Ordinanza di Cassazione Civile Sez. 3 Num. 12859 Anno 2025
Civile Ord. Sez. 3 Num. 12859 Anno 2025
Presidente: NOME COGNOME NOME
Relatore: NOME COGNOME
Data pubblicazione: 13/05/2025
ORDINANZA
sul ricorso iscritto al n. 17921/2023 R.G. proposto da :
COGNOME con domicilio digitale ex lege , rappresentato e difeso dall’avvocato COGNOME (CODICE_FISCALE per procura allegata al ricorso; -ricorrente- contro
MUNAFÒ COGNOME, con domicilio digitale ex lege , rappresentato e difeso dall’avvocato COGNOME NOME COGNOME (CODICE_FISCALE per procura allegata al controricorso; -controricorrente- avverso la sentenza della Corte d’appello di Messina n. 490/2023, depositata il 1°/6/2023.
Udita la relazione svolta nella camera di consiglio del 18/2/2025 dal Consigliere NOME COGNOME
FATTI DI CAUSA
Con ricorso ex art. 447-bis c.p.c., depositato il 12/6/2009, NOME COGNOME chiese al Tribunale di Messina di disporre il rilascio del fondo illegittimamente detenuto da NOME COGNOME in forza di un contratto verbale di comodato modale precario, nel quale quest’ultimo era subentrato al padre. Costituitosi in giudizio, il COGNOME eccepì l’avvenuta usucapione del diritto di proprietà sul terreno (in quanto posseduto uti domini , dapprima dal padre e poi da lui stesso, a partire dal 1966 ), nonché la prescrizione dell’azione di restituzione, ‘dato che d al 4.3.1996 (data della missiva con cui la restituzione era stata richiesta) erano passati oltre dieci anni’ (pag. 5 del ricorso per cassazione).
In pendenza di questo processo, NOME COGNOME convenne in separato giudizio (poi riunito al primo) NOME COGNOME invocando l’accertamento dell’avvenuta usucapione del fondo.
Il Tribunale di Messina rigettò la domanda del COGNOME accogliendo, per converso, quella della COGNOME, con conseguente condanna del primo al rilascio del terreno e al risarcimento dei danni in favore di quest’ultima . Rilevò, il giudice di primo grado, che, a seguito di un ulteriore, precedente giudizio possessorio intentato dalla COGNOME (deciso con sentenza n. 1929/2008 del Tribunale di Messina), si era formato il giudicato sulla configurazione della situazione giuridica soggettiva vantata dal COGNOME in termini di mera detenzione qualificata , originata da ‘un accordo intervenuto con la proprietaria dell’immobile, che gli aveva concesso in uso il terreno con contestuale obbligo del Cacciola di cura e mantenimento del fondo e degli alberi di agrumi, e con la possibilità di godere dei frutti’ (pag. 3 della sentenza in questa sede impugnata). La Corte d’appello di Messina osservò che l’esistenza del suddetto giudicato non era stata contestata dall’appellante, e che in ogni caso -la natura obbligatoria del rapporto intercorrente tra le parti era stata provata attraverso l’interrogatorio formale reso dal COGNOME nel processo di
primo grado, dal quale era possibile desumere che quest’ultimo era subentrato al padre nella detenzione del fondo, senza che poi fosse intervenuta alcuna interversio possessionis (ché anzi il COGNOME aveva sottoscritto le promesse di vendita fatte dalla COGNOME in suo favore, con ciò inequivocabilmente riconoscendo la persistente titolarità del diritto di proprietà in capo alla stessa). Quindi, qualificata l’azione esercitata dalla Munafò come contrattuale, la Corte d’appello ne escluse la prescrizione, richiamando Cass., n. 8515/2004.

===

Compito 1 :: Secondo l'ordinanza, in quale data fu depositato il ricorso ex art. 447-bis c.p.c. presso il Tribunale di Messina?
Compito 2 :: Riprendi l'ordinanza della Cassazione proseguendo dopo l'ultima frase riportata.
I dati non hanno alcun legame con l'ordinanza.

Voci di dati salvate
===

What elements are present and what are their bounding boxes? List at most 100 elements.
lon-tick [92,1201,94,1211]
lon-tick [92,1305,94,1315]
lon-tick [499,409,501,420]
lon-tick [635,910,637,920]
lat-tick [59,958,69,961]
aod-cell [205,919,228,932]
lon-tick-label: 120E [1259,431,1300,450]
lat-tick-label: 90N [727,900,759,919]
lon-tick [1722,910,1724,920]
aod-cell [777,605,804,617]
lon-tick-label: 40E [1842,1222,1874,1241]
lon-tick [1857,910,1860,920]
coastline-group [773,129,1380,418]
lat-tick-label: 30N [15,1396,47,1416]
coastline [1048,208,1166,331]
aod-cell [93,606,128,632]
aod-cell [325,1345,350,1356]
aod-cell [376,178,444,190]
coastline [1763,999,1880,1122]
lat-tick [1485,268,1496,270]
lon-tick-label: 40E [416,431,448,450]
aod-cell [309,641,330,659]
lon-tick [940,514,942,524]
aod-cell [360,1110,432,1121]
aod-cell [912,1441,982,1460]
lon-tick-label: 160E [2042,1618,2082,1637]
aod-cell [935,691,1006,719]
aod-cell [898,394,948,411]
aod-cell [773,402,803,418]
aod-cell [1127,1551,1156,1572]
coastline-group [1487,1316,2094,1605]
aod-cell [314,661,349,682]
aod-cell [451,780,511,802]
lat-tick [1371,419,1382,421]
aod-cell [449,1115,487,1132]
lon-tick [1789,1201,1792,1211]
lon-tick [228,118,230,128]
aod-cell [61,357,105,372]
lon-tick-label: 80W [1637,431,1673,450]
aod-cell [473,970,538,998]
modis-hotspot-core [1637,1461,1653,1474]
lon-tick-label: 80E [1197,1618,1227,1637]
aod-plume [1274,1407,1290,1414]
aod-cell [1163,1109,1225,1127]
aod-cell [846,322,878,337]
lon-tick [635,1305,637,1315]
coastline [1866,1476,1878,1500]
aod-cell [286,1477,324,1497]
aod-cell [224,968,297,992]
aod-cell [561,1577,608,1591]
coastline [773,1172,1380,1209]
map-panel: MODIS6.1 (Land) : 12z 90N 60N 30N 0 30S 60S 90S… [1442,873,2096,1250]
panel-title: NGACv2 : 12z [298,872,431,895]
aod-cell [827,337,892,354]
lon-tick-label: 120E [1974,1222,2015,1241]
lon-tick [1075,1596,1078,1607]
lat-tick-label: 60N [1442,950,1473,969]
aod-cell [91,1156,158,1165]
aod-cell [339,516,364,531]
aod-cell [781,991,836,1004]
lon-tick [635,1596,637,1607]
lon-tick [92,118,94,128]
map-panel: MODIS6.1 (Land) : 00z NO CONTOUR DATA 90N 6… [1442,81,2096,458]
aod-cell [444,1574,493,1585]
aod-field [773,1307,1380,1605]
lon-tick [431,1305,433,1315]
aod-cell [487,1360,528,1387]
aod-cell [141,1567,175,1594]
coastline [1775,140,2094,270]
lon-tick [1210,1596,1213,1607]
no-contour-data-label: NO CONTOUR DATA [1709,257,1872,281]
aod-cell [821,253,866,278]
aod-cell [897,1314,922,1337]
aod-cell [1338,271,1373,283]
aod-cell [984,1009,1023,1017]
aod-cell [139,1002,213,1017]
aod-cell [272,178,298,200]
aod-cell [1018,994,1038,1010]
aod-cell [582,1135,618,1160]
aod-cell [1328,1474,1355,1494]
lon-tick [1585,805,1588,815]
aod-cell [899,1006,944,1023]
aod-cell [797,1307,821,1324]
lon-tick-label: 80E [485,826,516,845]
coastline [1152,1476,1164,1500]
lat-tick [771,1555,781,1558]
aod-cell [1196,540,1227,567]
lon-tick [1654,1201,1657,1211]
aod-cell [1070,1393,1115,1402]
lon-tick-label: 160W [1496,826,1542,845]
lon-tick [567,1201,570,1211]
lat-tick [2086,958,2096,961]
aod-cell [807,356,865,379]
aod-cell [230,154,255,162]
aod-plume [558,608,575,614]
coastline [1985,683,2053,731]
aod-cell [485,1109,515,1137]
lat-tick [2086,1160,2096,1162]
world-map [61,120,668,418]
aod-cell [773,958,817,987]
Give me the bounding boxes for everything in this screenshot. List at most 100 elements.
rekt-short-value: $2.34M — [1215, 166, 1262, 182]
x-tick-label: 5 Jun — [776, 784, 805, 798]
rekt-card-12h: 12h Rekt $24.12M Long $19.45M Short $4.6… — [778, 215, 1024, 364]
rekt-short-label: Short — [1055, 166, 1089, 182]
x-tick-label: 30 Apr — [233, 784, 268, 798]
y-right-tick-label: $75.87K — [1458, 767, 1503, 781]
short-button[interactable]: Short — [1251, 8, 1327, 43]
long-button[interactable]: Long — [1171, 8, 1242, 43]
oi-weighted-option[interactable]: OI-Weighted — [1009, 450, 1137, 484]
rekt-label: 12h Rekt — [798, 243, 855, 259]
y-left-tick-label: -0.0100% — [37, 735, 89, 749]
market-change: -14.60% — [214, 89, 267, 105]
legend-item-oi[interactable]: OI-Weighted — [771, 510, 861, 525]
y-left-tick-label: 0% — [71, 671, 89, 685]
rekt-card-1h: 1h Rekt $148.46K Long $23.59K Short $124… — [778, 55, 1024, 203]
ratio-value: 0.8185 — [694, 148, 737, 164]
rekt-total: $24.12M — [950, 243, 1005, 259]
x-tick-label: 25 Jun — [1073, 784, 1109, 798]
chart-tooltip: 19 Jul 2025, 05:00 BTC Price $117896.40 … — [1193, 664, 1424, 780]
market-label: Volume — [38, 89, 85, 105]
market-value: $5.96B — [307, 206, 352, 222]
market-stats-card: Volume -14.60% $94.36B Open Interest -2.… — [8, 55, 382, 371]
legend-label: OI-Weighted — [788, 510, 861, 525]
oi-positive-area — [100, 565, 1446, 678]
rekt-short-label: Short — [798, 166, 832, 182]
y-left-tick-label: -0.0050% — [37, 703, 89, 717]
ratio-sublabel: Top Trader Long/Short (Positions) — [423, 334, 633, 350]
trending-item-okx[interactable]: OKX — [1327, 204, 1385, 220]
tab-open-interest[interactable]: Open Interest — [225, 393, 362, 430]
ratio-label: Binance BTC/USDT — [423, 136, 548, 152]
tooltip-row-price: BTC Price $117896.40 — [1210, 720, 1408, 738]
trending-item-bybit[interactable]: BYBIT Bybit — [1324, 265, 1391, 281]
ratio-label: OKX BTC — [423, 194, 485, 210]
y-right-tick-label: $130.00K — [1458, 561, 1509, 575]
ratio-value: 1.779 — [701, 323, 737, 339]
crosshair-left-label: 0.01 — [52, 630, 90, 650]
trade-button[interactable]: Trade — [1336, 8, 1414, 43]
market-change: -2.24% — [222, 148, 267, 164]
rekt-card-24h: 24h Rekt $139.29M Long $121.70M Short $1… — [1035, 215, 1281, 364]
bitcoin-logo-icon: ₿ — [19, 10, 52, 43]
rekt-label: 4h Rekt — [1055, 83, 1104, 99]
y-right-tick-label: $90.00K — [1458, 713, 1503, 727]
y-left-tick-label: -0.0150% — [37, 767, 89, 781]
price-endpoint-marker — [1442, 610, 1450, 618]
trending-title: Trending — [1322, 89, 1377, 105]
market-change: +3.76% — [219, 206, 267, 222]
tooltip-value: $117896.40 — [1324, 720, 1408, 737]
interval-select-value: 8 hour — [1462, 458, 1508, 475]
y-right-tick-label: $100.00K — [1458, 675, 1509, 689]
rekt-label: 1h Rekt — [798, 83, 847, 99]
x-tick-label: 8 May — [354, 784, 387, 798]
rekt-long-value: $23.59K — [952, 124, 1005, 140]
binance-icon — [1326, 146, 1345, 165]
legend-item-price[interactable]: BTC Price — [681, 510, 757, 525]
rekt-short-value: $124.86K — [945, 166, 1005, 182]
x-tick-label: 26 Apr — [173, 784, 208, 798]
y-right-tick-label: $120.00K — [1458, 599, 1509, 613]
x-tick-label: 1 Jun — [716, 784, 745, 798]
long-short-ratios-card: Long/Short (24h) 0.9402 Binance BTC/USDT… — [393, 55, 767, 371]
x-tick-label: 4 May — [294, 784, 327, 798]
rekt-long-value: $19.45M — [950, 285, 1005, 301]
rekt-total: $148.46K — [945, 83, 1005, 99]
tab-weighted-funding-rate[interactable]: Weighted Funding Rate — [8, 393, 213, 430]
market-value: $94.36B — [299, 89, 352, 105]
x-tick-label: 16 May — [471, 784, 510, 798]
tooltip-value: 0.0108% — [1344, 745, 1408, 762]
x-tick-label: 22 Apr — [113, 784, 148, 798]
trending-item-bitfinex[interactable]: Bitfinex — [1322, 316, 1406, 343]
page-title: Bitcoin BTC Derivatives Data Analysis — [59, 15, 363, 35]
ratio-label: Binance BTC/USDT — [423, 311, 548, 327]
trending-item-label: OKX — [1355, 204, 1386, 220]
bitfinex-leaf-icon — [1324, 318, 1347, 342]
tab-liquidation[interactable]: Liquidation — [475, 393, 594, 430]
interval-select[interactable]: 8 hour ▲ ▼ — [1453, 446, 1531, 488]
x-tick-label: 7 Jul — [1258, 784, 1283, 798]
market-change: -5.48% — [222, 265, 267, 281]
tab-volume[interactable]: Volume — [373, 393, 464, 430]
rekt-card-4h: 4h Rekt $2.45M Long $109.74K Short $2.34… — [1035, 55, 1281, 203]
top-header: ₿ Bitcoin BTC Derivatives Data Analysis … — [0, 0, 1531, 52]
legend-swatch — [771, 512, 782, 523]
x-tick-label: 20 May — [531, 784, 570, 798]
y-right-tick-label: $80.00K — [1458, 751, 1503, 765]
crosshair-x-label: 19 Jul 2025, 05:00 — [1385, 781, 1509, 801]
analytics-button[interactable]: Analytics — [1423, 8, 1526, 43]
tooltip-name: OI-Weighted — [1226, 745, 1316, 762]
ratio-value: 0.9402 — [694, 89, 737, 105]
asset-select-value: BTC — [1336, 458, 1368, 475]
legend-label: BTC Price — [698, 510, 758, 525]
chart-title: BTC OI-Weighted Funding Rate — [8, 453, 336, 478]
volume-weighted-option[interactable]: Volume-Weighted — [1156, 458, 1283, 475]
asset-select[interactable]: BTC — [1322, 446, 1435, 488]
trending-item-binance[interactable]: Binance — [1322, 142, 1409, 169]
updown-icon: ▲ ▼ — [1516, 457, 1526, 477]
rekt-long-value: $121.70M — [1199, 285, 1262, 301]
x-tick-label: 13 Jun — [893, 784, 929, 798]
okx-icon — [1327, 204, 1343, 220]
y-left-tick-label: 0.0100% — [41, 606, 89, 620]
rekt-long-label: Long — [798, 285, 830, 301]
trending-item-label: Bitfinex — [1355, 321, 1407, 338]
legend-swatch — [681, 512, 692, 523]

===

Risposta 1 :: Il 12/6/2009.

Risposta 2 ::
NOME Bruno COGNOME ha proposto ricorso per cassazione, sulla base di tre motivi.
Ha depositato controricorso NOME COGNOME.
Con atto del 28/12/2023, il Consigliere delegato ha formulato proposta di definizione del ricorso ex art. 380bis c.p.c., nel senso della sua inammissibilità, osservando, in primo luogo, come il ricorrente non avesse censurato la ‘autosufficiente ratio decidendi posta a fondamento della sentenza sul punto, rappresentata dal rilievo della mancata contestazione da parte dell’appellante, odierno ricorrente, dall’affermata (già dal primo giudice) sussistenza di giudicato esterno sull’esistenza di un rapporto di comoda to tra le parti (v. sentenza, pagg. 7-8) e sul connesso rilievo della non configurabilità di una interversione del possesso nel passaggio dall’originari o comodatario al di lui figlio, odierno ricorrente (v. sentenza, pag. 10)’. Ha rimarcato, inoltre, il Consigliere delegato, come la Corte di merito avesse deciso conformemente alla giurisprudenza di legittimità, affermando che ‘il diritto del proprietario di un fondo di conseguire il diretto godimento del proprio bene esercitando l’azione contrattuale volta a far dich iarare che è venuto meno il titolo in forza del quale il godimento era stato attribuito ad altri, non è soggetto a prescrizione, trattandosi di facoltà costituente manifestazione intrinseca del diritto di proprietà’. Il terzo motivo di ricorso deve ritenersi, invece, ai termini della
proposta, un ‘non motivo’, ‘limitandosi a postulare la caducazione delle statuizioni accessorie sulla pretesa risarcitoria e sulle spese come conseguenza dell’accoglimento di alcuno dei due motivi precedenti e, dunque, un effetto disposto dalla norma dell’art. 336, primo comma, c.p.c., posto che entrambe le statuizioni dipendono da quelle della decisione sul ‘merito’ della lite’.
Il ricorrente ha chiesto la decisione ex art. 380bis , secondo comma, c.p.c., successivamente depositando memoria ex art. 380bis .1 c.p.c.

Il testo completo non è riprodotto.